'''

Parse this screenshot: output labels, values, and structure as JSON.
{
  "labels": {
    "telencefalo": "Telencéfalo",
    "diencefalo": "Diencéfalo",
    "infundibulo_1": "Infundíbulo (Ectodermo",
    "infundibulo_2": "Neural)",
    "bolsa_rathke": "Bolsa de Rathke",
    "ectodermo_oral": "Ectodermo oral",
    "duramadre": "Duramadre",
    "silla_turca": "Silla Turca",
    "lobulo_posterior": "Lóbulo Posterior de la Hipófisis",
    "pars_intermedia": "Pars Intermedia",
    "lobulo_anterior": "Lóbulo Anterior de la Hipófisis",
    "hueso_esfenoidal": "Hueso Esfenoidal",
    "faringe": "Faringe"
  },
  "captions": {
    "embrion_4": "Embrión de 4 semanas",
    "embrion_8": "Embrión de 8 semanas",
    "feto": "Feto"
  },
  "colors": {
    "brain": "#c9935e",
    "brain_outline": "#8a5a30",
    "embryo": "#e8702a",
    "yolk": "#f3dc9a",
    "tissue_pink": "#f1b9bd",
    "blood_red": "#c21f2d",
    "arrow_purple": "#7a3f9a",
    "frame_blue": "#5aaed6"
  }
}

'''

▶ [EXERCISE GOAL] Write out every line of the material again, exactly as it reads.

▶ [EXPECTED ANSWER]
Parse this screenshot: output labels, values, and structure as JSON.
{
  "labels": {
    "telencefalo": "Telencéfalo",
    "diencefalo": "Diencéfalo",
    "infundibulo_1": "Infundíbulo (Ectodermo",
    "infundibulo_2": "Neural)",
    "bolsa_rathke": "Bolsa de Rathke",
    "ectodermo_oral": "Ectodermo oral",
    "duramadre": "Duramadre",
    "silla_turca": "Silla Turca",
    "lobulo_posterior": "Lóbulo Posterior de la Hipófisis",
    "pars_intermedia": "Pars Intermedia",
    "lobulo_anterior": "Lóbulo Anterior de la Hipófisis",
    "hueso_esfenoidal": "Hueso Esfenoidal",
    "faringe": "Faringe"
  },
  "captions": {
    "embrion_4": "Embrión de 4 semanas",
    "embrion_8": "Embrión de 8 semanas",
    "feto": "Feto"
  },
  "colors": {
    "brain": "#c9935e",
    "brain_outline": "#8a5a30",
    "embryo": "#e8702a",
    "yolk": "#f3dc9a",
    "tissue_pink": "#f1b9bd",
    "blood_red": "#c21f2d",
    "arrow_purple": "#7a3f9a",
    "frame_blue": "#5aaed6"
  }
}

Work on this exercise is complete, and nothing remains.